### Task description
Report every line in the listing that contains the string "continue".

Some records
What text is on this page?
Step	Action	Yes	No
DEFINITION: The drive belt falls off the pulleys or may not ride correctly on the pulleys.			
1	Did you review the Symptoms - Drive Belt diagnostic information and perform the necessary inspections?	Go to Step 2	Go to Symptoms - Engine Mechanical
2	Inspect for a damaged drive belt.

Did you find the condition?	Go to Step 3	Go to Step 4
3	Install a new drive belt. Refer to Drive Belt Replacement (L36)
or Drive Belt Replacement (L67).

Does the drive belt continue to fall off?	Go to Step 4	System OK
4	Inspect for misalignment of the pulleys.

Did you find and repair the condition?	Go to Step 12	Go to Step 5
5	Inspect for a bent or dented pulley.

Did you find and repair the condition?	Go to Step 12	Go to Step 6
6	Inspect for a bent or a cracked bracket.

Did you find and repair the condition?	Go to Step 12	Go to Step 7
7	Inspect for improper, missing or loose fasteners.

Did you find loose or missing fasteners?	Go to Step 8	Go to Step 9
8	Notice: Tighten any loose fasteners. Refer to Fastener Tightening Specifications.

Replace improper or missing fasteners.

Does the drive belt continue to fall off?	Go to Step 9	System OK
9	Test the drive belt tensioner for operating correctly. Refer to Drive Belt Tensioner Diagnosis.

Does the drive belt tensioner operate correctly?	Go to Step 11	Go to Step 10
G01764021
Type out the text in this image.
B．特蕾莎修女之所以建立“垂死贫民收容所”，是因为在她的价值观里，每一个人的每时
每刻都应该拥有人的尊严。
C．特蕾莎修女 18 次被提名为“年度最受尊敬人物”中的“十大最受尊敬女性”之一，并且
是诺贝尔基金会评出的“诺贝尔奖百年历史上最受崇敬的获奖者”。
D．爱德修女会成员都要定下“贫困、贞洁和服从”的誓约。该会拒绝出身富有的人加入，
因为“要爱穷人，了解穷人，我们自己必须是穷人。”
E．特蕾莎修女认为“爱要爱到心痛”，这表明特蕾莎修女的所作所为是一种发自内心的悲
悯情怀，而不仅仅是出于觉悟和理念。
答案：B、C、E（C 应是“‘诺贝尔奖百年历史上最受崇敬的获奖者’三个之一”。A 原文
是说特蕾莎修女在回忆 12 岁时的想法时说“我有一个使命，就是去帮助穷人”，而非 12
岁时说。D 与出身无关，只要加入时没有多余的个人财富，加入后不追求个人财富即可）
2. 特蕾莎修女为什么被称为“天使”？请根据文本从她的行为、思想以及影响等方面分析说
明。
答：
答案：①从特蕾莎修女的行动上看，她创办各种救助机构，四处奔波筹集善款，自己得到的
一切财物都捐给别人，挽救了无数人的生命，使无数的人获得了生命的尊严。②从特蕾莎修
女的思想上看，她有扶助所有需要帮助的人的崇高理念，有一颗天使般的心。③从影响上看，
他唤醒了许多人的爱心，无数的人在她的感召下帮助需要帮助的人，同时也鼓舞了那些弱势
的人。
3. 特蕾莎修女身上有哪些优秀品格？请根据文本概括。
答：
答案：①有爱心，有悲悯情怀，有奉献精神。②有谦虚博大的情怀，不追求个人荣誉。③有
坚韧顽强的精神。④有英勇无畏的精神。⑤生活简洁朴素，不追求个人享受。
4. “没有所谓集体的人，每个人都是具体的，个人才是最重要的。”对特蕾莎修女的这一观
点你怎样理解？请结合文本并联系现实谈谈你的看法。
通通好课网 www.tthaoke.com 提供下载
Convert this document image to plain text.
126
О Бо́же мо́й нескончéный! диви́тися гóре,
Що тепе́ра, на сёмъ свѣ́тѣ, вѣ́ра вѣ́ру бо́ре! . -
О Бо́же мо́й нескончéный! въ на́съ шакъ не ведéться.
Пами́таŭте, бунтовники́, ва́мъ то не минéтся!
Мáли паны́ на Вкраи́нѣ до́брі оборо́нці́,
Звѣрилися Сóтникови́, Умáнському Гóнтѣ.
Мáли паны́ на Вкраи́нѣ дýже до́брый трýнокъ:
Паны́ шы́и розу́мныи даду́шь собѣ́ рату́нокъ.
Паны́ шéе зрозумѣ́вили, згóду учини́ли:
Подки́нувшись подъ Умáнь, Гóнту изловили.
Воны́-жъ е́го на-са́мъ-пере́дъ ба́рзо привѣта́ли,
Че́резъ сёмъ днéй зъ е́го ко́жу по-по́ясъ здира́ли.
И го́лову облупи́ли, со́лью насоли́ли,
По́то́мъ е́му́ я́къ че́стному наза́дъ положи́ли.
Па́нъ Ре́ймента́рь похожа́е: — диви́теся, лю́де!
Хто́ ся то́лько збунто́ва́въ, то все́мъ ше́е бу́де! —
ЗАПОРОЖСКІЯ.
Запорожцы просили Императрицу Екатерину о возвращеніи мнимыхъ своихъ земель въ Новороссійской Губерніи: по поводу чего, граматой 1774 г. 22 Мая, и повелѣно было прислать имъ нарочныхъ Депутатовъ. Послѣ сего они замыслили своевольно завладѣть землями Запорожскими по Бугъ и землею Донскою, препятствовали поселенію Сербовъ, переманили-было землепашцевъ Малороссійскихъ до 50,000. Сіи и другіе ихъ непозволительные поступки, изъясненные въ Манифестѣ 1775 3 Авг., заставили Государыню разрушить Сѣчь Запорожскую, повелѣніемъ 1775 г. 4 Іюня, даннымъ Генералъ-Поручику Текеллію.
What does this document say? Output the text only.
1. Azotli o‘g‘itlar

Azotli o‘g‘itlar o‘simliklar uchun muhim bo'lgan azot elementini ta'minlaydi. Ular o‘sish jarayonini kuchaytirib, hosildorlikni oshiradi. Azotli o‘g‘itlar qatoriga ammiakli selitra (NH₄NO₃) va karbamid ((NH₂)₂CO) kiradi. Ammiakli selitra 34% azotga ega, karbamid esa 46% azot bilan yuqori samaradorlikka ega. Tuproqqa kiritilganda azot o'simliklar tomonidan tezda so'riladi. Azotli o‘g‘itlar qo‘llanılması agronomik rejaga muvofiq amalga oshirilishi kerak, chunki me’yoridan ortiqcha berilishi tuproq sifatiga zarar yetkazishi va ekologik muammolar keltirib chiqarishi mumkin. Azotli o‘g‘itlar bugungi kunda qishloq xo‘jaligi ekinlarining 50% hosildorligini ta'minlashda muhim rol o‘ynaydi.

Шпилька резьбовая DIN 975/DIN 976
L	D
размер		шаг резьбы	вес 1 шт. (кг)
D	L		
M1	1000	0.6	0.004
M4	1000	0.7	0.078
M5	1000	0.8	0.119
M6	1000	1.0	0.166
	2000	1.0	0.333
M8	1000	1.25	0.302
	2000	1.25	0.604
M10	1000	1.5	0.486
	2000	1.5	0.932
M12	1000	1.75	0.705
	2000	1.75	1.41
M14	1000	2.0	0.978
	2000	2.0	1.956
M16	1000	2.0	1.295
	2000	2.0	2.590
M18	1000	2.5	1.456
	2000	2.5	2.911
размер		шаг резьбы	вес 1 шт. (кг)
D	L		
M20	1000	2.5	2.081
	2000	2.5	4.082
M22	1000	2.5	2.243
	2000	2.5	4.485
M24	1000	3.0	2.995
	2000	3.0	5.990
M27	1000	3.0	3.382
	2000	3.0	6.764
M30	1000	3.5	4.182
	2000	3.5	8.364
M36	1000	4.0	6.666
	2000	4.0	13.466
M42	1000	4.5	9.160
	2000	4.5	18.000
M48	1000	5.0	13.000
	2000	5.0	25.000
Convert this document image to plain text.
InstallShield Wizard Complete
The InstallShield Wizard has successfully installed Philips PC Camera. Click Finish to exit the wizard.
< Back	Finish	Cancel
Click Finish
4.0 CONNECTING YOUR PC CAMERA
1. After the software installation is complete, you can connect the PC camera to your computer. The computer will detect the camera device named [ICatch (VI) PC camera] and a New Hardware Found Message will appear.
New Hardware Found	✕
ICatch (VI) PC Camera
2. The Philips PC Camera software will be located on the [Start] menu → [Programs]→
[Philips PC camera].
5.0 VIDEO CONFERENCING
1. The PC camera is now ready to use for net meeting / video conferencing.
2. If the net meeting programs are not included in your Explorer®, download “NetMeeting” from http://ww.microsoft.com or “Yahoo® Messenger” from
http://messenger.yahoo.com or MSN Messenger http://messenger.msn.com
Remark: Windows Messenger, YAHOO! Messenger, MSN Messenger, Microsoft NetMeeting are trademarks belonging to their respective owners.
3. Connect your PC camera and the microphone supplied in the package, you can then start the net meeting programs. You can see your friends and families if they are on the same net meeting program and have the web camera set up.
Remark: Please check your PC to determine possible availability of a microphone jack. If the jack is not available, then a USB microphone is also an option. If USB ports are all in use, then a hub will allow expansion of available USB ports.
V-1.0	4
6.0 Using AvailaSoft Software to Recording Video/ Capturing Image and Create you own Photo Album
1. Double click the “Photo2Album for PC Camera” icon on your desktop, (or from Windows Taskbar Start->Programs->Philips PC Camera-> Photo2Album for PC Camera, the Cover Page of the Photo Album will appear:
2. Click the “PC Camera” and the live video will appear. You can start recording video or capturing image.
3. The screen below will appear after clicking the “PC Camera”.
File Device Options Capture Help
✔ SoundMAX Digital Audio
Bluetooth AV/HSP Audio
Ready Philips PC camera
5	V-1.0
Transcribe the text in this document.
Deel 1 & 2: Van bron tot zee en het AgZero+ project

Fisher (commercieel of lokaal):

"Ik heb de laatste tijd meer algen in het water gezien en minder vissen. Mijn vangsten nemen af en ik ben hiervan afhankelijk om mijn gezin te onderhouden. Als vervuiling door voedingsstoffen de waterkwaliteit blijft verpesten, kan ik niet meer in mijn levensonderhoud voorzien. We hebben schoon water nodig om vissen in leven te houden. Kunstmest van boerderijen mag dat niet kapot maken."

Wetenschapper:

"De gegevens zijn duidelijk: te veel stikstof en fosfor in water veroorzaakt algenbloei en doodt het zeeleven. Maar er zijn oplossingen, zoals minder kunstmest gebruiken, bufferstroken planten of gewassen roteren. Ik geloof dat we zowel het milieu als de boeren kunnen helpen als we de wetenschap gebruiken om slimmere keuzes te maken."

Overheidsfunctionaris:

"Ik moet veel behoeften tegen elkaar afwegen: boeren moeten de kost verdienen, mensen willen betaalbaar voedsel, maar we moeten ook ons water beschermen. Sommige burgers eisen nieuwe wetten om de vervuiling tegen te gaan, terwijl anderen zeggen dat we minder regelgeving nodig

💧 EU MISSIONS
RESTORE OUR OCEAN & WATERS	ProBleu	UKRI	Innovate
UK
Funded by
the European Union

### The solution
Does the drive belt continue to fall off?	Go to Step 4	System OK
Does the drive belt continue to fall off?	Go to Step 9	System OK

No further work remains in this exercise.